» DESCRIPTION OF THE TASK: Of all the lines here, how many include the string "Naturalist"? Answer with the number only.

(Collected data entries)
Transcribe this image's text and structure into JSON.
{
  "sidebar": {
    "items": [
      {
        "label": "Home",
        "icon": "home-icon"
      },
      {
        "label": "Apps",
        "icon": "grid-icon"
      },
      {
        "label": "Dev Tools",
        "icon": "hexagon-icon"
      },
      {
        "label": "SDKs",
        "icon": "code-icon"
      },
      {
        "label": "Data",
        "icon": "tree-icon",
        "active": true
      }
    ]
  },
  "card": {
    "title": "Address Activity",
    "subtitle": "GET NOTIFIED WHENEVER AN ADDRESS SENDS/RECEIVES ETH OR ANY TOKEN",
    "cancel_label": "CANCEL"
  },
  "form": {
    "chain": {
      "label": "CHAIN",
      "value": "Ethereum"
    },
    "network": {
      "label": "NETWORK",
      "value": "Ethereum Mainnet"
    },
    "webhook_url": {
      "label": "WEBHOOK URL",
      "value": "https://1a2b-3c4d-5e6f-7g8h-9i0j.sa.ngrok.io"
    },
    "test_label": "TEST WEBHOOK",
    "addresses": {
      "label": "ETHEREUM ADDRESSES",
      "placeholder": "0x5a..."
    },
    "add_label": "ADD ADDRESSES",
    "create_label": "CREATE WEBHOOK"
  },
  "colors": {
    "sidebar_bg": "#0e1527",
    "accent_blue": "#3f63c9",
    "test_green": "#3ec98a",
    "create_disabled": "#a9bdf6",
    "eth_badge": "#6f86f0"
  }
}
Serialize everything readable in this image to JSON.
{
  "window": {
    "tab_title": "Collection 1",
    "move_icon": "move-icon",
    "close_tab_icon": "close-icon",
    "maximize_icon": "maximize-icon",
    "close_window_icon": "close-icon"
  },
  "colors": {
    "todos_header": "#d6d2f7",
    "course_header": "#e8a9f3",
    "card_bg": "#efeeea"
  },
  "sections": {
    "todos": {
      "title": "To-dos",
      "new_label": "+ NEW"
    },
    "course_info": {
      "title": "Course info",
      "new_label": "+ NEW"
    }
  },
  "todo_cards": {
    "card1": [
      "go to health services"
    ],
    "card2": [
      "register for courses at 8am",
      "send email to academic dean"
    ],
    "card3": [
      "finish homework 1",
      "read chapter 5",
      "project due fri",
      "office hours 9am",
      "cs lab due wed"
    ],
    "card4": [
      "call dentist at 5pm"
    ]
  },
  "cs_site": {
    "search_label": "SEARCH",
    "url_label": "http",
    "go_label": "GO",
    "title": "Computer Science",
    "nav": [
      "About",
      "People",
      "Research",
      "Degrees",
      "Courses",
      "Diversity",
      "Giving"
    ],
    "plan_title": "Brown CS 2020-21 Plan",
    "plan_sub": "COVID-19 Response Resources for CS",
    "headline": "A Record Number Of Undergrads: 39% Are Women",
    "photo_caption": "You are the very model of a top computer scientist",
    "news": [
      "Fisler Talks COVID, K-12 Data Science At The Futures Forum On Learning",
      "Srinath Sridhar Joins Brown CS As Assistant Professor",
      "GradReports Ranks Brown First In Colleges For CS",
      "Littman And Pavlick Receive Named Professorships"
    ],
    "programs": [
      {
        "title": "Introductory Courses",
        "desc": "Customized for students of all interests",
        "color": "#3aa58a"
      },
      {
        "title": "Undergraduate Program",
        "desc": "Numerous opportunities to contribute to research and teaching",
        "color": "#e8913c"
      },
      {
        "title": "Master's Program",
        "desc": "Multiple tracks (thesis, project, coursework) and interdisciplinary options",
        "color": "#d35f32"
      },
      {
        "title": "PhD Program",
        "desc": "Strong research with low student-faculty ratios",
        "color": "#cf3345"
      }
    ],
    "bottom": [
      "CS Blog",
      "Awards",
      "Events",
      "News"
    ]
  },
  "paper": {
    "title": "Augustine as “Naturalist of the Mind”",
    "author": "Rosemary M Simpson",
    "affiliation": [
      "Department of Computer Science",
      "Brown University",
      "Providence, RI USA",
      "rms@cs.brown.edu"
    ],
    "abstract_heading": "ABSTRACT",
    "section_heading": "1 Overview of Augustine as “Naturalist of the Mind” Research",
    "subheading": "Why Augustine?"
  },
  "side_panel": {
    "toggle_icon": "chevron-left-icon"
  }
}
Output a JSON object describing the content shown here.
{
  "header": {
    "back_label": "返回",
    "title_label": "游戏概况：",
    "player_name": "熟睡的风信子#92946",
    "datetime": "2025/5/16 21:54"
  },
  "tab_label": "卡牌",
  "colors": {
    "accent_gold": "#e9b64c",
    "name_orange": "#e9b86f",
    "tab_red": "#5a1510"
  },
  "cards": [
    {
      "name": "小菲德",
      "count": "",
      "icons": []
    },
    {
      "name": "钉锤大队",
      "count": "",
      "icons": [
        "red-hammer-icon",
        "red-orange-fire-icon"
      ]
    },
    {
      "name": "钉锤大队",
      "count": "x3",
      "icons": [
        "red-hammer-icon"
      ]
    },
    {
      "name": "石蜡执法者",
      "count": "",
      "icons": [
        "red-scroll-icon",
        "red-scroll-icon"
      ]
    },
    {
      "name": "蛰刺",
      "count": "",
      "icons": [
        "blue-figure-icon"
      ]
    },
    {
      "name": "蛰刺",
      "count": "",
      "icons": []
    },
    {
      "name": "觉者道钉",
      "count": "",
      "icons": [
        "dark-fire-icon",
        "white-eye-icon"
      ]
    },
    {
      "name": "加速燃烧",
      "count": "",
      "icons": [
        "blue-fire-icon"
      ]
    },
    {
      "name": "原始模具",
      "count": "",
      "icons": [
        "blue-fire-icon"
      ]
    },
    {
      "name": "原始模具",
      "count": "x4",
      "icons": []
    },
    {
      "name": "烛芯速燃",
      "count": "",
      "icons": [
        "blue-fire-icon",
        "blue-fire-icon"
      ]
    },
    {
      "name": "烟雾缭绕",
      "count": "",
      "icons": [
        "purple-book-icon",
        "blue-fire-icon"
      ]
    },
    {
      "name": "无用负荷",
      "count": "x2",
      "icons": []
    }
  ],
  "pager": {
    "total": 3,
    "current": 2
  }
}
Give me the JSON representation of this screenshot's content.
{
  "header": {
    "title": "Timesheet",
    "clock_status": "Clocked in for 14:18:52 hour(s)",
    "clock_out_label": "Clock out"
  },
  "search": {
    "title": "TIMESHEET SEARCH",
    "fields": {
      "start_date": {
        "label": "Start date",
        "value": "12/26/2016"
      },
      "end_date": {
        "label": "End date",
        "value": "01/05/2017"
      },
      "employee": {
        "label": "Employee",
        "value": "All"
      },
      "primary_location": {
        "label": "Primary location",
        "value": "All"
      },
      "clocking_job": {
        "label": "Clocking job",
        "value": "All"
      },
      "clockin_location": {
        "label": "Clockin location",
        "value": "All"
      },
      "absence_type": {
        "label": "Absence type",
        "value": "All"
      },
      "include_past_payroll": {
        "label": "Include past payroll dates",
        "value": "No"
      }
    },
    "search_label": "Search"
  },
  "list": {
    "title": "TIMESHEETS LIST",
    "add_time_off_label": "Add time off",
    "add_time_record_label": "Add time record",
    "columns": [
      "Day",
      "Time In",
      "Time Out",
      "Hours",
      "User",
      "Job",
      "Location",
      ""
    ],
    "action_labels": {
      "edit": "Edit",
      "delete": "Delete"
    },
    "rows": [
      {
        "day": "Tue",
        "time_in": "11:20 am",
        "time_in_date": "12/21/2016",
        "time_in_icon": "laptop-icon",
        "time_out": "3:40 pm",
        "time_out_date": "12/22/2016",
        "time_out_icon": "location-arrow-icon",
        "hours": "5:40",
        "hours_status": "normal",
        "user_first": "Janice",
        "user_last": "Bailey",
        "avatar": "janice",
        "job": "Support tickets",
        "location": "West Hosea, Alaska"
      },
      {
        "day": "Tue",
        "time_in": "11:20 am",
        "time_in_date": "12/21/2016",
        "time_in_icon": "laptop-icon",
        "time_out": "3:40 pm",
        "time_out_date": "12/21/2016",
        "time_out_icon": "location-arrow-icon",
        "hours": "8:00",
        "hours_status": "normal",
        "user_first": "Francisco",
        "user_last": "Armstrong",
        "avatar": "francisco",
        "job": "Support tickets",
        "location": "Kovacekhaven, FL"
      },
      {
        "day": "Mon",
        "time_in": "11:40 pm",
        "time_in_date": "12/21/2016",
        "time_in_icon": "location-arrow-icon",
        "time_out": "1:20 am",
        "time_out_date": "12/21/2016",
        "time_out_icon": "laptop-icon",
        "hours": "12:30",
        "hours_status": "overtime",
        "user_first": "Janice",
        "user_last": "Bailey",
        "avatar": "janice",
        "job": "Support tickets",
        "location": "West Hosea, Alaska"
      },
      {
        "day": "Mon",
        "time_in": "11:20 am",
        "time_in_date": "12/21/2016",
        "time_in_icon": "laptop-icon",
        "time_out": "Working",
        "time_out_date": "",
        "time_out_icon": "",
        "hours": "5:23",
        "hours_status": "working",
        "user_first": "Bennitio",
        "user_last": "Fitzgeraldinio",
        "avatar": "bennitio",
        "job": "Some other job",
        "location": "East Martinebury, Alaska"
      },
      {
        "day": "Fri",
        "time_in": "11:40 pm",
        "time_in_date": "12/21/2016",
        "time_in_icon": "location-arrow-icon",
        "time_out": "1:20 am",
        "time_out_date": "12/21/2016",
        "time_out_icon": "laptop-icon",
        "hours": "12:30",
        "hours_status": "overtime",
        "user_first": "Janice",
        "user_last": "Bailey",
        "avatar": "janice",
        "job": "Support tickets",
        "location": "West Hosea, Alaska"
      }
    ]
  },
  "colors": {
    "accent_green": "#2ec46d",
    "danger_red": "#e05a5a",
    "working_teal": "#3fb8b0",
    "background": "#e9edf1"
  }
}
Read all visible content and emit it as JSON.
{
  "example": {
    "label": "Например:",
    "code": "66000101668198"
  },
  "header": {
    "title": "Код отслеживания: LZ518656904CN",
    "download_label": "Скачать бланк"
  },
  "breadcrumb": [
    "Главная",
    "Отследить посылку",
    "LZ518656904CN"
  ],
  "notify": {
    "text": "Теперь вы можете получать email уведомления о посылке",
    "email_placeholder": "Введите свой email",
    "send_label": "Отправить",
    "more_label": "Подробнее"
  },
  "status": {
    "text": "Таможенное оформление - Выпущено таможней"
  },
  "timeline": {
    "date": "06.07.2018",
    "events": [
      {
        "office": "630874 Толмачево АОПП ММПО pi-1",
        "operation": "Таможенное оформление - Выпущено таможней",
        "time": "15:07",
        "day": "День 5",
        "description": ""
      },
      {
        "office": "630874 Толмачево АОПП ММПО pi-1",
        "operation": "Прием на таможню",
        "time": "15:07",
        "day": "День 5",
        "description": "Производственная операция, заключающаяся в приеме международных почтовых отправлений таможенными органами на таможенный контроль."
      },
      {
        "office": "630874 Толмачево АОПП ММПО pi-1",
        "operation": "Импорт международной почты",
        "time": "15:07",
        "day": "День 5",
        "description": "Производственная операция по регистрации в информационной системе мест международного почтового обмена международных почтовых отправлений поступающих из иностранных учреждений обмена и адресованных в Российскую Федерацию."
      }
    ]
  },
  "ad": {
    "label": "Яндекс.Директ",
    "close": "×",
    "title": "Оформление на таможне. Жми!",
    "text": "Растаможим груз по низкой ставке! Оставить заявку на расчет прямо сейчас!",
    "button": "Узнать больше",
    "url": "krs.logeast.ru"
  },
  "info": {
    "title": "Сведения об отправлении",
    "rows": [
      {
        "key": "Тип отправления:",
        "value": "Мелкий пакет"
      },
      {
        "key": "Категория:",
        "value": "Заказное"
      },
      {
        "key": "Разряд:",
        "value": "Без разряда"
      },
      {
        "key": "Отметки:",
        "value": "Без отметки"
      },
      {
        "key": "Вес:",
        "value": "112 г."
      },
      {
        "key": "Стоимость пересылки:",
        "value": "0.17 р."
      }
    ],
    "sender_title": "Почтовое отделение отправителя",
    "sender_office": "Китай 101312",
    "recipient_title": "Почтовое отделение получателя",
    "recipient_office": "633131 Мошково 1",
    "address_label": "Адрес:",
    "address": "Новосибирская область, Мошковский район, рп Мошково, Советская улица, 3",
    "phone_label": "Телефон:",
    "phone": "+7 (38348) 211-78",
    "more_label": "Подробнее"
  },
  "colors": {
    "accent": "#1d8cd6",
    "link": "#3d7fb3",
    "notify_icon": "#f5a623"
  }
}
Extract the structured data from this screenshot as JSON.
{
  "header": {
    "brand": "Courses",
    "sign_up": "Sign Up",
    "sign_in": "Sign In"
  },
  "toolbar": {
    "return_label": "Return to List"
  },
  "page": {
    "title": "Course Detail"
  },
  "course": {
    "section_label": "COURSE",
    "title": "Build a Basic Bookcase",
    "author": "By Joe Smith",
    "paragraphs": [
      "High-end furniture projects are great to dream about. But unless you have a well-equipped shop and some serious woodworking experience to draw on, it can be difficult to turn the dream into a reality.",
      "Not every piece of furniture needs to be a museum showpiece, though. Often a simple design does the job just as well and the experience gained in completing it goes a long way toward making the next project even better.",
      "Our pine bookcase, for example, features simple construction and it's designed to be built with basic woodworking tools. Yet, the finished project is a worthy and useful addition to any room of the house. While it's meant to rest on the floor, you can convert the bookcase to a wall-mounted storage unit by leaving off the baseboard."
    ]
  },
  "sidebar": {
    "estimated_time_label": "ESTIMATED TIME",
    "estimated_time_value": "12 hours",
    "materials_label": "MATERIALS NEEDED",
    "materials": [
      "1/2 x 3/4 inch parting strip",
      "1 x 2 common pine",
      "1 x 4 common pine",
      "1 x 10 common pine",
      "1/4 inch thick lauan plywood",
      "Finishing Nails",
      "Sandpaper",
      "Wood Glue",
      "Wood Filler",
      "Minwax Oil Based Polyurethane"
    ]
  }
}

» ANSWER TO THIS PROBLEM: 2